Copy out the data below as written; omit any images.

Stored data
__________

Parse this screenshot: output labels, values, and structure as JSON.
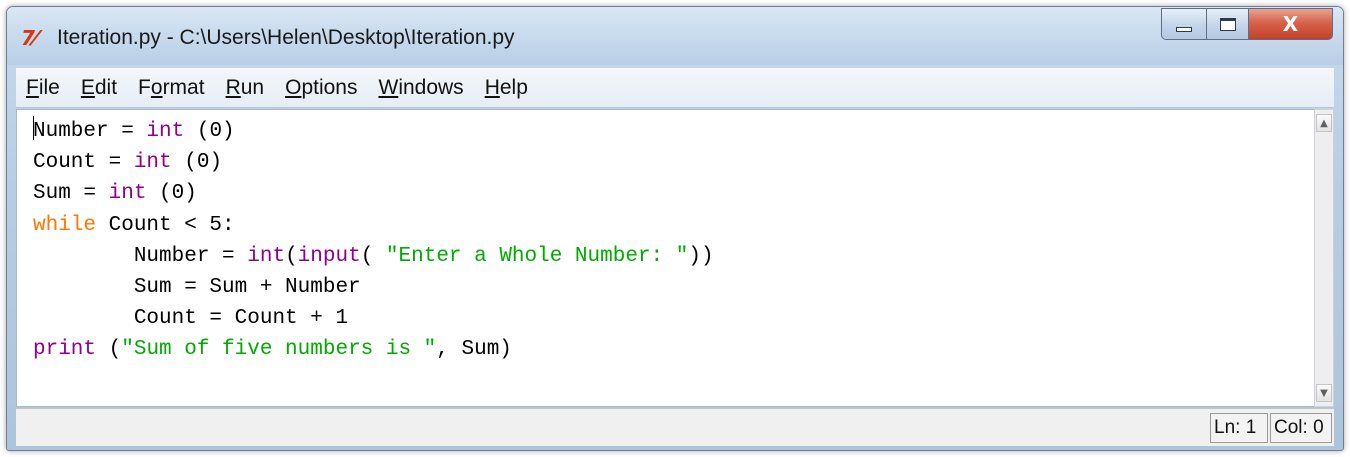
{
  "window": {
    "icon_glyph": "7⁄",
    "title": "Iteration.py - C:\\Users\\Helen\\Desktop\\Iteration.py",
    "close_glyph": "X"
  },
  "menu": [
    {
      "label": "File",
      "mnemonic_index": 0
    },
    {
      "label": "Edit",
      "mnemonic_index": 0
    },
    {
      "label": "Format",
      "mnemonic_index": 1
    },
    {
      "label": "Run",
      "mnemonic_index": 0
    },
    {
      "label": "Options",
      "mnemonic_index": 0
    },
    {
      "label": "Windows",
      "mnemonic_index": 0
    },
    {
      "label": "Help",
      "mnemonic_index": 0
    }
  ],
  "editor": {
    "lines": [
      [
        {
          "t": "Number = ",
          "k": "plain"
        },
        {
          "t": "int",
          "k": "builtin"
        },
        {
          "t": " (0)",
          "k": "plain"
        }
      ],
      [
        {
          "t": "Count = ",
          "k": "plain"
        },
        {
          "t": "int",
          "k": "builtin"
        },
        {
          "t": " (0)",
          "k": "plain"
        }
      ],
      [
        {
          "t": "Sum = ",
          "k": "plain"
        },
        {
          "t": "int",
          "k": "builtin"
        },
        {
          "t": " (0)",
          "k": "plain"
        }
      ],
      [
        {
          "t": "while",
          "k": "keyword"
        },
        {
          "t": " Count < 5:",
          "k": "plain"
        }
      ],
      [
        {
          "t": "        Number = ",
          "k": "plain"
        },
        {
          "t": "int",
          "k": "builtin"
        },
        {
          "t": "(",
          "k": "plain"
        },
        {
          "t": "input",
          "k": "builtin"
        },
        {
          "t": "( ",
          "k": "plain"
        },
        {
          "t": "\"Enter a Whole Number: \"",
          "k": "string"
        },
        {
          "t": "))",
          "k": "plain"
        }
      ],
      [
        {
          "t": "        Sum = Sum + Number",
          "k": "plain"
        }
      ],
      [
        {
          "t": "        Count = Count + 1",
          "k": "plain"
        }
      ],
      [
        {
          "t": "print",
          "k": "builtin"
        },
        {
          "t": " (",
          "k": "plain"
        },
        {
          "t": "\"Sum of five numbers is \"",
          "k": "string"
        },
        {
          "t": ", Sum)",
          "k": "plain"
        }
      ]
    ]
  },
  "status": {
    "line": "Ln: 1",
    "column": "Col: 0"
  },
  "colors": {
    "keyword": "#ff7700",
    "builtin": "#900090",
    "string": "#00aa00",
    "text": "#000000"
  }
}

__________

▸ **Reply**
Parse this screenshot: output labels, values, and structure as JSON.
{
  "window": {
    "icon_glyph": "7⁄",
    "title": "Iteration.py - C:\\Users\\Helen\\Desktop\\Iteration.py",
    "close_glyph": "X"
  },
  "menu": [
    {
      "label": "File",
      "mnemonic_index": 0
    },
    {
      "label": "Edit",
      "mnemonic_index": 0
    },
    {
      "label": "Format",
      "mnemonic_index": 1
    },
    {
      "label": "Run",
      "mnemonic_index": 0
    },
    {
      "label": "Options",
      "mnemonic_index": 0
    },
    {
      "label": "Windows",
      "mnemonic_index": 0
    },
    {
      "label": "Help",
      "mnemonic_index": 0
    }
  ],
  "editor": {
    "lines": [
      [
        {
          "t": "Number = ",
          "k": "plain"
        },
        {
          "t": "int",
          "k": "builtin"
        },
        {
          "t": " (0)",
          "k": "plain"
        }
      ],
      [
        {
          "t": "Count = ",
          "k": "plain"
        },
        {
          "t": "int",
          "k": "builtin"
        },
        {
          "t": " (0)",
          "k": "plain"
        }
      ],
      [
        {
          "t": "Sum = ",
          "k": "plain"
        },
        {
          "t": "int",
          "k": "builtin"
        },
        {
          "t": " (0)",
          "k": "plain"
        }
      ],
      [
        {
          "t": "while",
          "k": "keyword"
        },
        {
          "t": " Count < 5:",
          "k": "plain"
        }
      ],
      [
        {
          "t": "        Number = ",
          "k": "plain"
        },
        {
          "t": "int",
          "k": "builtin"
        },
        {
          "t": "(",
          "k": "plain"
        },
        {
          "t": "input",
          "k": "builtin"
        },
        {
          "t": "( ",
          "k": "plain"
        },
        {
          "t": "\"Enter a Whole Number: \"",
          "k": "string"
        },
        {
          "t": "))",
          "k": "plain"
        }
      ],
      [
        {
          "t": "        Sum = Sum + Number",
          "k": "plain"
        }
      ],
      [
        {
          "t": "        Count = Count + 1",
          "k": "plain"
        }
      ],
      [
        {
          "t": "print",
          "k": "builtin"
        },
        {
          "t": " (",
          "k": "plain"
        },
        {
          "t": "\"Sum of five numbers is \"",
          "k": "string"
        },
        {
          "t": ", Sum)",
          "k": "plain"
        }
      ]
    ]
  },
  "status": {
    "line": "Ln: 1",
    "column": "Col: 0"
  },
  "colors": {
    "keyword": "#ff7700",
    "builtin": "#900090",
    "string": "#00aa00",
    "text": "#000000"
  }
}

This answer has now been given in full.